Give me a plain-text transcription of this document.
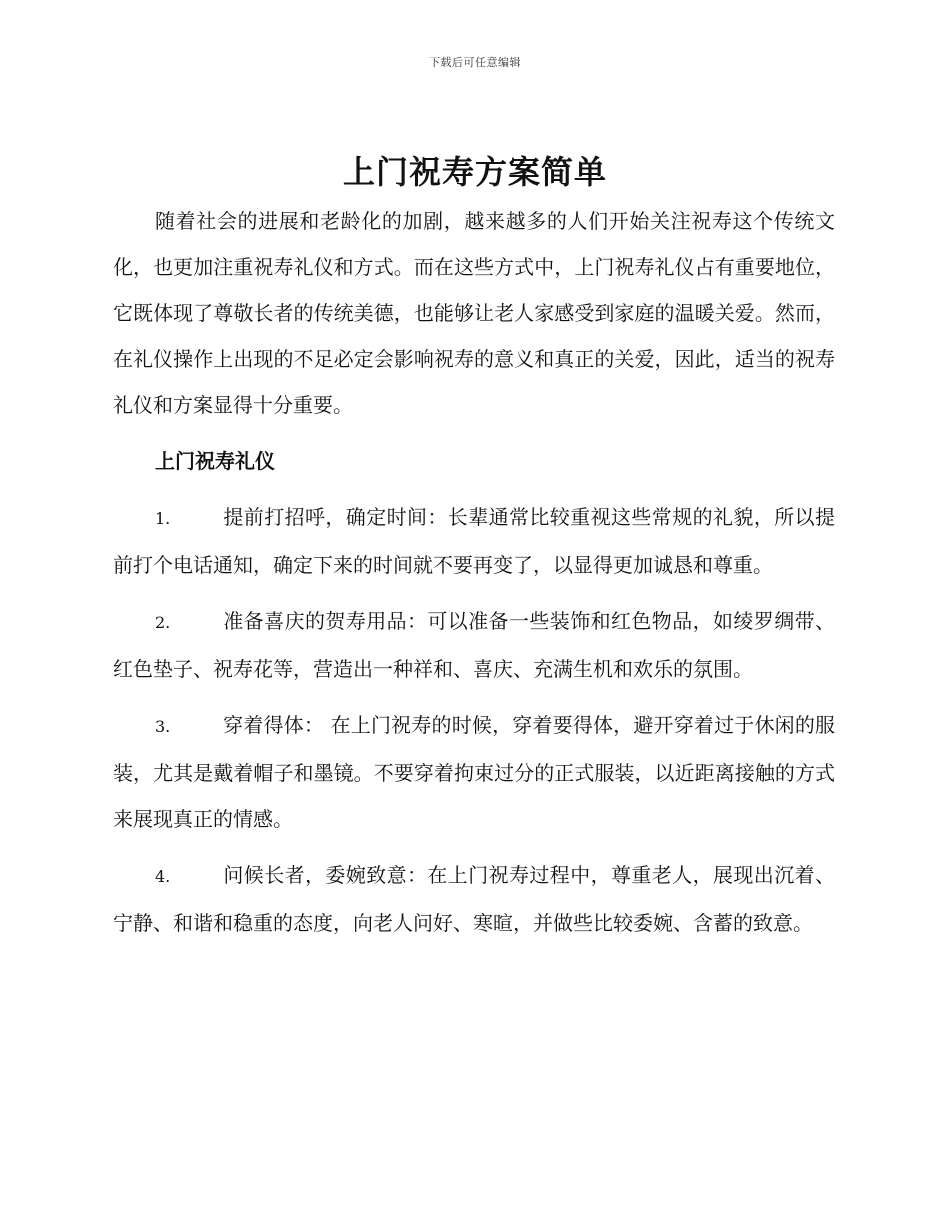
下载后可任意编辑
上门祝寿方案简单

随着社会的进展和老龄化的加剧，越来越多的人们开始关注祝寿这个传统文化，也更加注重祝寿礼仪和方式。而在这些方式中，上门祝寿礼仪占有重要地位，它既体现了尊敬长者的传统美德，也能够让老人家感受到家庭的温暖关爱。然而，在礼仪操作上出现的不足必定会影响祝寿的意义和真正的关爱，因此，适当的祝寿礼仪和方案显得十分重要。

上门祝寿礼仪

1.	提前打招呼，确定时间：长辈通常比较重视这些常规的礼貌，所以提前打个电话通知，确定下来的时间就不要再变了，以显得更加诚恳和尊重。

2.	准备喜庆的贺寿用品：可以准备一些装饰和红色物品，如绫罗绸带、红色垫子、祝寿花等，营造出一种祥和、喜庆、充满生机和欢乐的氛围。

3.	穿着得体： 在上门祝寿的时候，穿着要得体，避开穿着过于休闲的服装，尤其是戴着帽子和墨镜。不要穿着拘束过分的正式服装，以近距离接触的方式来展现真正的情感。

4.	问候长者，委婉致意：在上门祝寿过程中，尊重老人，展现出沉着、宁静、和谐和稳重的态度，向老人问好、寒暄，并做些比较委婉、含蓄的致意。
────
**What is asked**
Quote the material word for word, dropping any images it holds.

**Expected answer**
Give me a plain-text transcription of this document.
下载后可任意编辑
上门祝寿方案简单

随着社会的进展和老龄化的加剧，越来越多的人们开始关注祝寿这个传统文化，也更加注重祝寿礼仪和方式。而在这些方式中，上门祝寿礼仪占有重要地位，它既体现了尊敬长者的传统美德，也能够让老人家感受到家庭的温暖关爱。然而，在礼仪操作上出现的不足必定会影响祝寿的意义和真正的关爱，因此，适当的祝寿礼仪和方案显得十分重要。

上门祝寿礼仪

1.	提前打招呼，确定时间：长辈通常比较重视这些常规的礼貌，所以提前打个电话通知，确定下来的时间就不要再变了，以显得更加诚恳和尊重。

2.	准备喜庆的贺寿用品：可以准备一些装饰和红色物品，如绫罗绸带、红色垫子、祝寿花等，营造出一种祥和、喜庆、充满生机和欢乐的氛围。

3.	穿着得体： 在上门祝寿的时候，穿着要得体，避开穿着过于休闲的服装，尤其是戴着帽子和墨镜。不要穿着拘束过分的正式服装，以近距离接触的方式来展现真正的情感。

4.	问候长者，委婉致意：在上门祝寿过程中，尊重老人，展现出沉着、宁静、和谐和稳重的态度，向老人问好、寒暄，并做些比较委婉、含蓄的致意。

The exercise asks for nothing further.